Materials provided:

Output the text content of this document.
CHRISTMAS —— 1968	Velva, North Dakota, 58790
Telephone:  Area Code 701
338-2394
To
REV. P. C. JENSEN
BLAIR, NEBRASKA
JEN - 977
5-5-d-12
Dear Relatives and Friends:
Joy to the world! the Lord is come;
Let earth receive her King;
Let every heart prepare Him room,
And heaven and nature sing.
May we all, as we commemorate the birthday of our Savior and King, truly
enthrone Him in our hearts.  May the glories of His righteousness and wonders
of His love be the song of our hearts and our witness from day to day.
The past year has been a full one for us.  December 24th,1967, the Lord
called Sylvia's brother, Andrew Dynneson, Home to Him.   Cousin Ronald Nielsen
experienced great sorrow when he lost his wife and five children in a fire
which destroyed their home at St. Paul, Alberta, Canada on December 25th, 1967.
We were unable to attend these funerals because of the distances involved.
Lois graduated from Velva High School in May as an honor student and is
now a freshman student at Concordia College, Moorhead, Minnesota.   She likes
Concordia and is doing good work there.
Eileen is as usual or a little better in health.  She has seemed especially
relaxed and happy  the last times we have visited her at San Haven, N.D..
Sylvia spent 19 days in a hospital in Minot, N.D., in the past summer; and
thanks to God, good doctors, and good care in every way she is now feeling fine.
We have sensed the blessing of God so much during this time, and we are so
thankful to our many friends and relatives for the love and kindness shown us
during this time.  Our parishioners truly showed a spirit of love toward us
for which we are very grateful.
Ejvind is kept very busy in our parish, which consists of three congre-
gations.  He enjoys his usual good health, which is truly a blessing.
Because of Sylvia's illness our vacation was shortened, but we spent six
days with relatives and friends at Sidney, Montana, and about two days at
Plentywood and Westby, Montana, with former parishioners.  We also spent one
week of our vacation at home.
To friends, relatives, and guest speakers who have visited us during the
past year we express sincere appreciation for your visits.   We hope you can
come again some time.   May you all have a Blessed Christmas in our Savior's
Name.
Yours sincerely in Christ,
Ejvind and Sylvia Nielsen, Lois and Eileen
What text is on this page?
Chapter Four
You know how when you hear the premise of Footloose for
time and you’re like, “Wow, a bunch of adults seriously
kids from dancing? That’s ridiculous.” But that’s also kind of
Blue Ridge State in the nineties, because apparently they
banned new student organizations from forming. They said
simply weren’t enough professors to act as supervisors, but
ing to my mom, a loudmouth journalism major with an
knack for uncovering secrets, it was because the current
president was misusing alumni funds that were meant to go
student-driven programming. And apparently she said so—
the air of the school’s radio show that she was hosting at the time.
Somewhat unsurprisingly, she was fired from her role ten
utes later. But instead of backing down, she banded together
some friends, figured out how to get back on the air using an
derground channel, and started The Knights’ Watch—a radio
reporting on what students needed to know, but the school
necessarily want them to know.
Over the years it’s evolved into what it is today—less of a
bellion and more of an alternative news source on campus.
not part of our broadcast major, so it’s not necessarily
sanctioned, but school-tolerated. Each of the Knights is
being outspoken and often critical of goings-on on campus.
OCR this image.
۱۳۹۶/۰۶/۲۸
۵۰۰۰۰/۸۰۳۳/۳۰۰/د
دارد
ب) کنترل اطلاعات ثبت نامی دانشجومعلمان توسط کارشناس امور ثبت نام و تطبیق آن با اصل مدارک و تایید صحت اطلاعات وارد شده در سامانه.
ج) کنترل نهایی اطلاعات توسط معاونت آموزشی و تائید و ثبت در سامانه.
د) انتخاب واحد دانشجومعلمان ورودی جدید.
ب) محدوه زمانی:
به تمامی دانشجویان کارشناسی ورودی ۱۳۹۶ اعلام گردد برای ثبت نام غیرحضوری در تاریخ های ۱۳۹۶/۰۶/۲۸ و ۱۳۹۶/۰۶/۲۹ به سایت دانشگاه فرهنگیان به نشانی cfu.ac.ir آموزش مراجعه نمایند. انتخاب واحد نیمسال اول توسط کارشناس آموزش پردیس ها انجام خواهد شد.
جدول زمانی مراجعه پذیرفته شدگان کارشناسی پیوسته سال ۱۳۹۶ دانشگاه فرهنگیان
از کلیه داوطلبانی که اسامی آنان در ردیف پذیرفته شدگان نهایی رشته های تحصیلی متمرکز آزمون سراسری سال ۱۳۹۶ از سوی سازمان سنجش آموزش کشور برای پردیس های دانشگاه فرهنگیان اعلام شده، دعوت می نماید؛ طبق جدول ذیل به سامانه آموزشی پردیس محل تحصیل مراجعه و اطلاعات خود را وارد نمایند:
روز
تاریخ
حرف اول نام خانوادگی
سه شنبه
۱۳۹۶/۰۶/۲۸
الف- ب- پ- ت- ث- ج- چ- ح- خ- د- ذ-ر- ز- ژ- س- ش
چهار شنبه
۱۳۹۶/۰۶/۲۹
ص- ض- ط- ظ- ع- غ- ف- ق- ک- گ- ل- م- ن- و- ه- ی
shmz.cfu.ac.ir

Direction:
Report back each line of the entries that holds the string "ورودی".

Answer to the exercise:
د) انتخاب واحد دانشجومعلمان ورودی جدید.
به تمامی دانشجویان کارشناسی ورودی ۱۳۹۶ اعلام گردد برای ثبت نام غیرحضوری در تاریخ های ۱۳۹۶/۰۶/۲۸ و ۱۳۹۶/۰۶/۲۹ به سایت دانشگاه فرهنگیان به نشانی cfu.ac.ir آموزش مراجعه نمایند. انتخاب واحد نیمسال اول توسط کارشناس آموزش پردیس ها انجام خواهد شد.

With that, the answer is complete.